### [Required work]
Can you quote the records below in full, word for word?

Recorded data
= = = = = = =
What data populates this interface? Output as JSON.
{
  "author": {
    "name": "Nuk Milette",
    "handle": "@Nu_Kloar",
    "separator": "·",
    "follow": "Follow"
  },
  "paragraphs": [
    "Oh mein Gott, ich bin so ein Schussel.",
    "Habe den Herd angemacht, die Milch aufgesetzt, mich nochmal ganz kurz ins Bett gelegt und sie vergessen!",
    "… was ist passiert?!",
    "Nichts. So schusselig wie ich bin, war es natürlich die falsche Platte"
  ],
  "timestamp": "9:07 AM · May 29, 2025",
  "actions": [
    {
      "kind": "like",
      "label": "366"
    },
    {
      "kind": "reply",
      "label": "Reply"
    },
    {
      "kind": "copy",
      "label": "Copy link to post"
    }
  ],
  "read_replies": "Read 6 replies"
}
= = = = = = =
### [Answer]
What data populates this interface? Output as JSON.
{
  "author": {
    "name": "Nuk Milette",
    "handle": "@Nu_Kloar",
    "separator": "·",
    "follow": "Follow"
  },
  "paragraphs": [
    "Oh mein Gott, ich bin so ein Schussel.",
    "Habe den Herd angemacht, die Milch aufgesetzt, mich nochmal ganz kurz ins Bett gelegt und sie vergessen!",
    "… was ist passiert?!",
    "Nichts. So schusselig wie ich bin, war es natürlich die falsche Platte"
  ],
  "timestamp": "9:07 AM · May 29, 2025",
  "actions": [
    {
      "kind": "like",
      "label": "366"
    },
    {
      "kind": "reply",
      "label": "Reply"
    },
    {
      "kind": "copy",
      "label": "Copy link to post"
    }
  ],
  "read_replies": "Read 6 replies"
}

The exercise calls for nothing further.